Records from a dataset
>>

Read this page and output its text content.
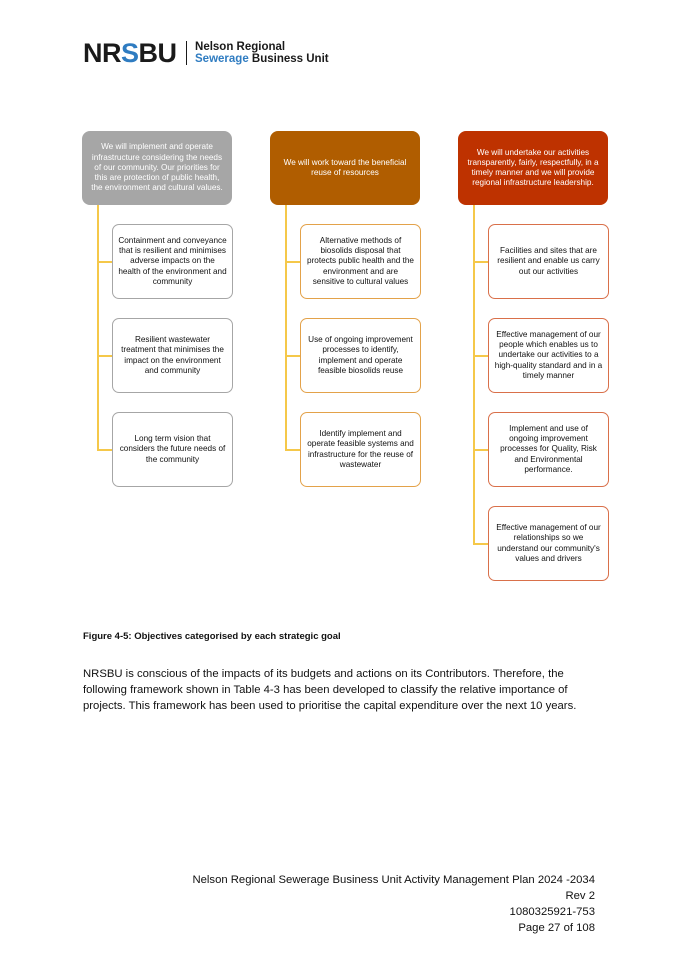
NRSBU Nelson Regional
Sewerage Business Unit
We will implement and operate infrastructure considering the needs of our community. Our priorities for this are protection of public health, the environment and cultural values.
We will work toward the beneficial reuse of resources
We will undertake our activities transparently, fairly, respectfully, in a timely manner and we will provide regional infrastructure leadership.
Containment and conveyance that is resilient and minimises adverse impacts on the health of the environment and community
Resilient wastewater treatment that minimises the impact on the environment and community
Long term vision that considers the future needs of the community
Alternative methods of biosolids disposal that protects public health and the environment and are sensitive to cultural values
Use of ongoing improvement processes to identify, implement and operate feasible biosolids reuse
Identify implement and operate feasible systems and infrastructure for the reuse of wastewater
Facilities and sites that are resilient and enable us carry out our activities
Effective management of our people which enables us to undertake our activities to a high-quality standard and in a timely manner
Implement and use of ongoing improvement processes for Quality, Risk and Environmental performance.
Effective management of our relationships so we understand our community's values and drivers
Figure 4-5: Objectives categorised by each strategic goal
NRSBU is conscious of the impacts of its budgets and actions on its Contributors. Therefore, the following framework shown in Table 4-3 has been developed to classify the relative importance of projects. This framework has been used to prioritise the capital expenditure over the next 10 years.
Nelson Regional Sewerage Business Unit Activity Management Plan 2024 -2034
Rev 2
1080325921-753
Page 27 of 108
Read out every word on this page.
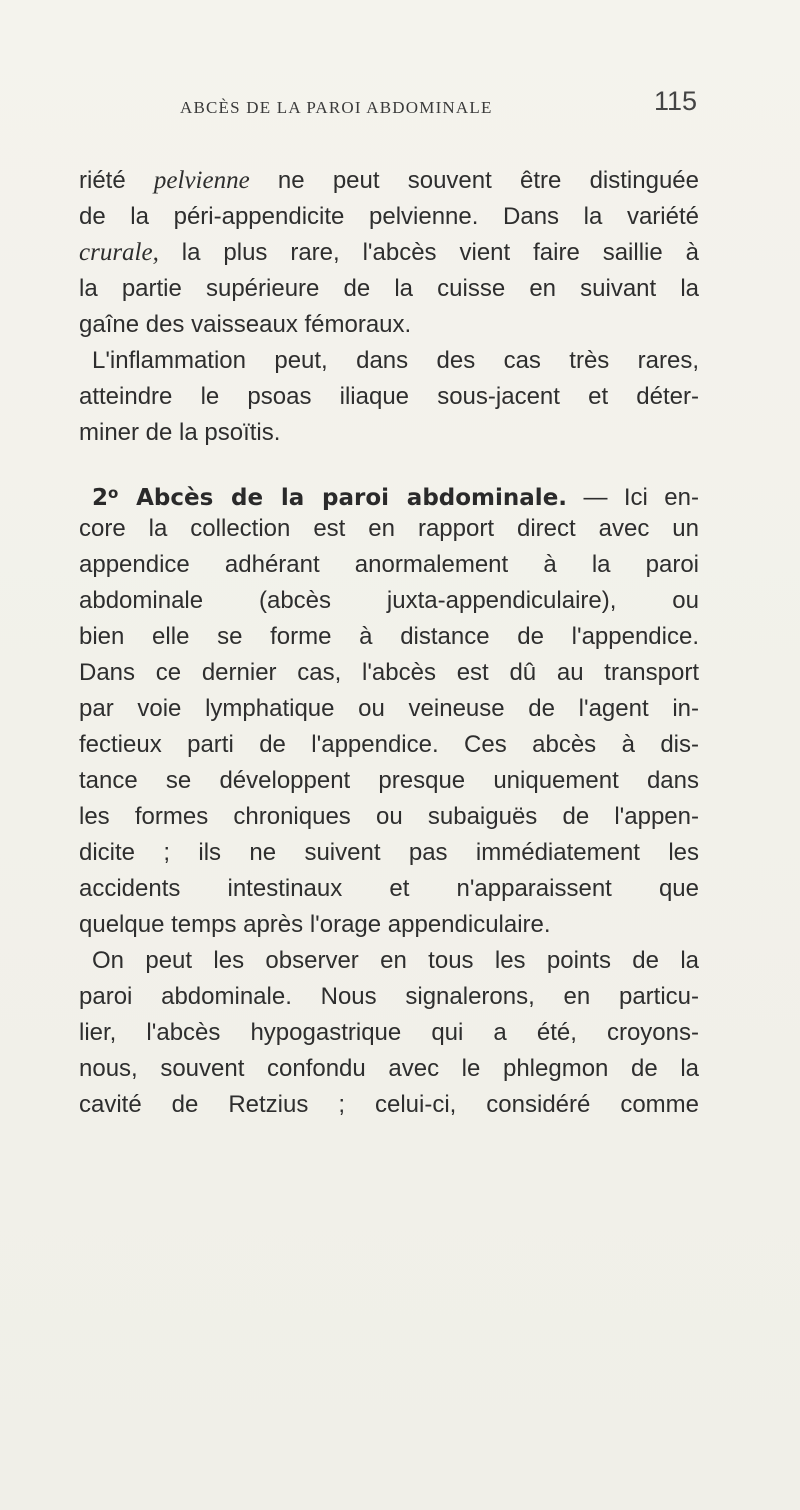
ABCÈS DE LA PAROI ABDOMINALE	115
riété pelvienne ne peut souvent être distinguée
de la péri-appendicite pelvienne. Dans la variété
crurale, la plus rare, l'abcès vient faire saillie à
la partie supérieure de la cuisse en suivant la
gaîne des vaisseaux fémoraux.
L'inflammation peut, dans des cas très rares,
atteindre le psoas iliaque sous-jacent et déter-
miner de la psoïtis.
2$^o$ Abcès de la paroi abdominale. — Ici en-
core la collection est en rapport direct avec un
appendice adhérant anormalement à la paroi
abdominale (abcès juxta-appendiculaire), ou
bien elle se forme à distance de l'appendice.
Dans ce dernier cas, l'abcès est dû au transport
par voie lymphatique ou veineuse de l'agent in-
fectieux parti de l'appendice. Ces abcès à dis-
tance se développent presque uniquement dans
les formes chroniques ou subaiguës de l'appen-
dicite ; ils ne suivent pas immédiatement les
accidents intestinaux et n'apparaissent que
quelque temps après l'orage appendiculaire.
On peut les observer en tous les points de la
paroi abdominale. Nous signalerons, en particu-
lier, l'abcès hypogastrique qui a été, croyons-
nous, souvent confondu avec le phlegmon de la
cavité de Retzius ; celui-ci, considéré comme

<<

■ **Exercise requirements**
Reproduce all the entries that precede this task, word for word, minus any pictures.

■ **Written reply**
Read this page and output its text content.
NRSBU Nelson Regional
Sewerage Business Unit
We will implement and operate infrastructure considering the needs of our community. Our priorities for this are protection of public health, the environment and cultural values.
We will work toward the beneficial reuse of resources
We will undertake our activities transparently, fairly, respectfully, in a timely manner and we will provide regional infrastructure leadership.
Containment and conveyance that is resilient and minimises adverse impacts on the health of the environment and community
Resilient wastewater treatment that minimises the impact on the environment and community
Long term vision that considers the future needs of the community
Alternative methods of biosolids disposal that protects public health and the environment and are sensitive to cultural values
Use of ongoing improvement processes to identify, implement and operate feasible biosolids reuse
Identify implement and operate feasible systems and infrastructure for the reuse of wastewater
Facilities and sites that are resilient and enable us carry out our activities
Effective management of our people which enables us to undertake our activities to a high-quality standard and in a timely manner
Implement and use of ongoing improvement processes for Quality, Risk and Environmental performance.
Effective management of our relationships so we understand our community's values and drivers
Figure 4-5: Objectives categorised by each strategic goal
NRSBU is conscious of the impacts of its budgets and actions on its Contributors. Therefore, the following framework shown in Table 4-3 has been developed to classify the relative importance of projects. This framework has been used to prioritise the capital expenditure over the next 10 years.
Nelson Regional Sewerage Business Unit Activity Management Plan 2024 -2034
Rev 2
1080325921-753
Page 27 of 108
Read out every word on this page.
ABCÈS DE LA PAROI ABDOMINALE	115
riété pelvienne ne peut souvent être distinguée
de la péri-appendicite pelvienne. Dans la variété
crurale, la plus rare, l'abcès vient faire saillie à
la partie supérieure de la cuisse en suivant la
gaîne des vaisseaux fémoraux.
L'inflammation peut, dans des cas très rares,
atteindre le psoas iliaque sous-jacent et déter-
miner de la psoïtis.
2$^o$ Abcès de la paroi abdominale. — Ici en-
core la collection est en rapport direct avec un
appendice adhérant anormalement à la paroi
abdominale (abcès juxta-appendiculaire), ou
bien elle se forme à distance de l'appendice.
Dans ce dernier cas, l'abcès est dû au transport
par voie lymphatique ou veineuse de l'agent in-
fectieux parti de l'appendice. Ces abcès à dis-
tance se développent presque uniquement dans
les formes chroniques ou subaiguës de l'appen-
dicite ; ils ne suivent pas immédiatement les
accidents intestinaux et n'apparaissent que
quelque temps après l'orage appendiculaire.
On peut les observer en tous les points de la
paroi abdominale. Nous signalerons, en particu-
lier, l'abcès hypogastrique qui a été, croyons-
nous, souvent confondu avec le phlegmon de la
cavité de Retzius ; celui-ci, considéré comme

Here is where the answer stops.